Without the pictures, write out all the lines below exactly as they appear.

BEGIN Supplied data

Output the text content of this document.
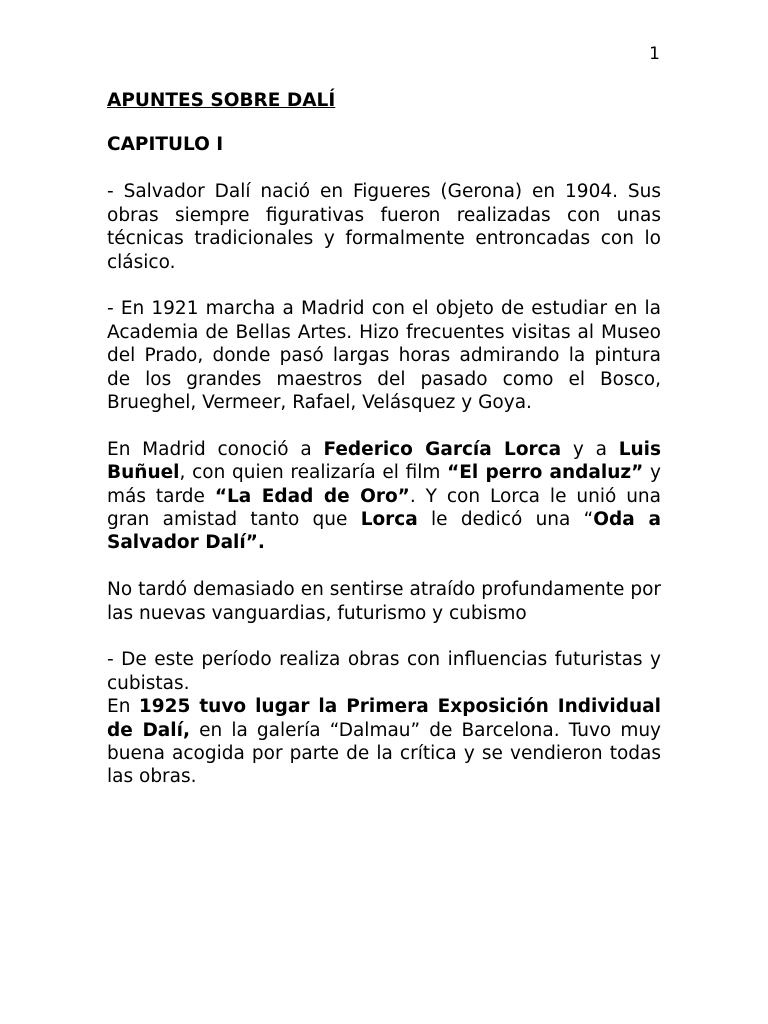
1
APUNTES SOBRE DALÍ
CAPITULO I

- Salvador Dalí nació en Figueres (Gerona) en 1904. Sus obras siempre figurativas fueron realizadas con unas técnicas tradicionales y formalmente entroncadas con lo clásico.

- En 1921 marcha a Madrid con el objeto de estudiar en la Academia de Bellas Artes. Hizo frecuentes visitas al Museo del Prado, donde pasó largas horas admirando la pintura de los grandes maestros del pasado como el Bosco, Brueghel, Vermeer, Rafael, Velásquez y Goya.

En Madrid conoció a Federico García Lorca y a Luis Buñuel, con quien realizaría el film “El perro andaluz” y más tarde “La Edad de Oro”. Y con Lorca le unió una gran amistad tanto que Lorca le dedicó una “Oda a Salvador Dalí”.

No tardó demasiado en sentirse atraído profundamente por las nuevas vanguardias, futurismo y cubismo

- De este período realiza obras con influencias futuristas y cubistas.

En 1925 tuvo lugar la Primera Exposición Individual de Dalí, en la galería “Dalmau” de Barcelona. Tuvo muy buena acogida por parte de la crítica y se vendieron todas las obras.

END Supplied data

### Correct answer
Output the text content of this document.
1
APUNTES SOBRE DALÍ
CAPITULO I

- Salvador Dalí nació en Figueres (Gerona) en 1904. Sus obras siempre figurativas fueron realizadas con unas técnicas tradicionales y formalmente entroncadas con lo clásico.

- En 1921 marcha a Madrid con el objeto de estudiar en la Academia de Bellas Artes. Hizo frecuentes visitas al Museo del Prado, donde pasó largas horas admirando la pintura de los grandes maestros del pasado como el Bosco, Brueghel, Vermeer, Rafael, Velásquez y Goya.

En Madrid conoció a Federico García Lorca y a Luis Buñuel, con quien realizaría el film “El perro andaluz” y más tarde “La Edad de Oro”. Y con Lorca le unió una gran amistad tanto que Lorca le dedicó una “Oda a Salvador Dalí”.

No tardó demasiado en sentirse atraído profundamente por las nuevas vanguardias, futurismo y cubismo

- De este período realiza obras con influencias futuristas y cubistas.

En 1925 tuvo lugar la Primera Exposición Individual de Dalí, en la galería “Dalmau” de Barcelona. Tuvo muy buena acogida por parte de la crítica y se vendieron todas las obras.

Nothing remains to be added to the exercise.